- WHAT THE TASK ASKS
Write the records out again, precisely as they stand.

- DATA SUPPLIED
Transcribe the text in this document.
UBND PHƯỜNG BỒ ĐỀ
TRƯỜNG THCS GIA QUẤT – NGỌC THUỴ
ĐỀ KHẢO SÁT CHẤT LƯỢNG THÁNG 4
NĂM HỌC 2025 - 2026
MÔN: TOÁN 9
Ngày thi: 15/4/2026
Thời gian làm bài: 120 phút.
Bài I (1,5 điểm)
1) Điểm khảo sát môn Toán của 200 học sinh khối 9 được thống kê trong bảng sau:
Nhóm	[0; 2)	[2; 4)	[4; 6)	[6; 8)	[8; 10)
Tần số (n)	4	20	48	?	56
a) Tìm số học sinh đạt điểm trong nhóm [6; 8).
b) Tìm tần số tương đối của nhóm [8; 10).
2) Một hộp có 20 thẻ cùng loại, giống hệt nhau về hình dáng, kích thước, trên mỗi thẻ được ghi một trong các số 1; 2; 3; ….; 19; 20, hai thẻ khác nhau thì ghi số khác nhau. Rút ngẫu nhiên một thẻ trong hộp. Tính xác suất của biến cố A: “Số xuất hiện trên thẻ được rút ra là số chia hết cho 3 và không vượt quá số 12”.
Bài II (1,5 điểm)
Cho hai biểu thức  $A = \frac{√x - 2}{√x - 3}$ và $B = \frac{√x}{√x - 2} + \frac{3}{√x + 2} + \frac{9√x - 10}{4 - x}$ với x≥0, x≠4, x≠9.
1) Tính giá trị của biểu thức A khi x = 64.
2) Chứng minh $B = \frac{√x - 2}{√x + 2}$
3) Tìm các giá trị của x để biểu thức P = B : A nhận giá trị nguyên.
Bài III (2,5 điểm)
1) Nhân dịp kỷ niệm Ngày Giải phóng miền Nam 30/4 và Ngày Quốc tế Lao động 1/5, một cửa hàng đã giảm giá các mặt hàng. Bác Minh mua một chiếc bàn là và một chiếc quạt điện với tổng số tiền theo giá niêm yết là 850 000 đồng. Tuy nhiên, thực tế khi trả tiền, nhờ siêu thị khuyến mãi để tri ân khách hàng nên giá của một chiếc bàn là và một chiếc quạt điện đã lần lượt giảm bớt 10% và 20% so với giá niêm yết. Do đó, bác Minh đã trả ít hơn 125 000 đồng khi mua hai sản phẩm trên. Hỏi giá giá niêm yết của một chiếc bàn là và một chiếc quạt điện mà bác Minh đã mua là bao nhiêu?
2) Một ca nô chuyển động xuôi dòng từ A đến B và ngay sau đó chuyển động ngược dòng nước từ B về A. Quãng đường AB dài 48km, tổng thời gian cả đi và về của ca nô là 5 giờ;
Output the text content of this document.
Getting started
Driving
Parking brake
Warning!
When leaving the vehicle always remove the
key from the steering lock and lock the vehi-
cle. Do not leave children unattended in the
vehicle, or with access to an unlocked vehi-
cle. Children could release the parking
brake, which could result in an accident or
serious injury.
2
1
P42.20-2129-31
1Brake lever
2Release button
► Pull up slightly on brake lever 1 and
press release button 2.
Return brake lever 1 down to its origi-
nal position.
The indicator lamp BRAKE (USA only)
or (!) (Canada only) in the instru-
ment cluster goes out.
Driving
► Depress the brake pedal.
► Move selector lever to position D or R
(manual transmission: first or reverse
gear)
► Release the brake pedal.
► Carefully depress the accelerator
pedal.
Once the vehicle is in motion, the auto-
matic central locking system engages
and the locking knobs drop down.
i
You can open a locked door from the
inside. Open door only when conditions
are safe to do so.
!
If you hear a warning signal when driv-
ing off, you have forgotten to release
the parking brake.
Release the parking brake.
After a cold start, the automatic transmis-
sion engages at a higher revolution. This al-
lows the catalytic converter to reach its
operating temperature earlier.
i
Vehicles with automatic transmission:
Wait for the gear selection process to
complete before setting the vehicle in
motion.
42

- REPLY TO THE TASK
Transcribe the text in this document.
UBND PHƯỜNG BỒ ĐỀ
TRƯỜNG THCS GIA QUẤT – NGỌC THUỴ
ĐỀ KHẢO SÁT CHẤT LƯỢNG THÁNG 4
NĂM HỌC 2025 - 2026
MÔN: TOÁN 9
Ngày thi: 15/4/2026
Thời gian làm bài: 120 phút.
Bài I (1,5 điểm)
1) Điểm khảo sát môn Toán của 200 học sinh khối 9 được thống kê trong bảng sau:
Nhóm	[0; 2)	[2; 4)	[4; 6)	[6; 8)	[8; 10)
Tần số (n)	4	20	48	?	56
a) Tìm số học sinh đạt điểm trong nhóm [6; 8).
b) Tìm tần số tương đối của nhóm [8; 10).
2) Một hộp có 20 thẻ cùng loại, giống hệt nhau về hình dáng, kích thước, trên mỗi thẻ được ghi một trong các số 1; 2; 3; ….; 19; 20, hai thẻ khác nhau thì ghi số khác nhau. Rút ngẫu nhiên một thẻ trong hộp. Tính xác suất của biến cố A: “Số xuất hiện trên thẻ được rút ra là số chia hết cho 3 và không vượt quá số 12”.
Bài II (1,5 điểm)
Cho hai biểu thức  $A = \frac{√x - 2}{√x - 3}$ và $B = \frac{√x}{√x - 2} + \frac{3}{√x + 2} + \frac{9√x - 10}{4 - x}$ với x≥0, x≠4, x≠9.
1) Tính giá trị của biểu thức A khi x = 64.
2) Chứng minh $B = \frac{√x - 2}{√x + 2}$
3) Tìm các giá trị của x để biểu thức P = B : A nhận giá trị nguyên.
Bài III (2,5 điểm)
1) Nhân dịp kỷ niệm Ngày Giải phóng miền Nam 30/4 và Ngày Quốc tế Lao động 1/5, một cửa hàng đã giảm giá các mặt hàng. Bác Minh mua một chiếc bàn là và một chiếc quạt điện với tổng số tiền theo giá niêm yết là 850 000 đồng. Tuy nhiên, thực tế khi trả tiền, nhờ siêu thị khuyến mãi để tri ân khách hàng nên giá của một chiếc bàn là và một chiếc quạt điện đã lần lượt giảm bớt 10% và 20% so với giá niêm yết. Do đó, bác Minh đã trả ít hơn 125 000 đồng khi mua hai sản phẩm trên. Hỏi giá giá niêm yết của một chiếc bàn là và một chiếc quạt điện mà bác Minh đã mua là bao nhiêu?
2) Một ca nô chuyển động xuôi dòng từ A đến B và ngay sau đó chuyển động ngược dòng nước từ B về A. Quãng đường AB dài 48km, tổng thời gian cả đi và về của ca nô là 5 giờ;
Output the text content of this document.
Getting started
Driving
Parking brake
Warning!
When leaving the vehicle always remove the
key from the steering lock and lock the vehi-
cle. Do not leave children unattended in the
vehicle, or with access to an unlocked vehi-
cle. Children could release the parking
brake, which could result in an accident or
serious injury.
2
1
P42.20-2129-31
1Brake lever
2Release button
► Pull up slightly on brake lever 1 and
press release button 2.
Return brake lever 1 down to its origi-
nal position.
The indicator lamp BRAKE (USA only)
or (!) (Canada only) in the instru-
ment cluster goes out.
Driving
► Depress the brake pedal.
► Move selector lever to position D or R
(manual transmission: first or reverse
gear)
► Release the brake pedal.
► Carefully depress the accelerator
pedal.
Once the vehicle is in motion, the auto-
matic central locking system engages
and the locking knobs drop down.
i
You can open a locked door from the
inside. Open door only when conditions
are safe to do so.
!
If you hear a warning signal when driv-
ing off, you have forgotten to release
the parking brake.
Release the parking brake.
After a cold start, the automatic transmis-
sion engages at a higher revolution. This al-
lows the catalytic converter to reach its
operating temperature earlier.
i
Vehicles with automatic transmission:
Wait for the gear selection process to
complete before setting the vehicle in
motion.
42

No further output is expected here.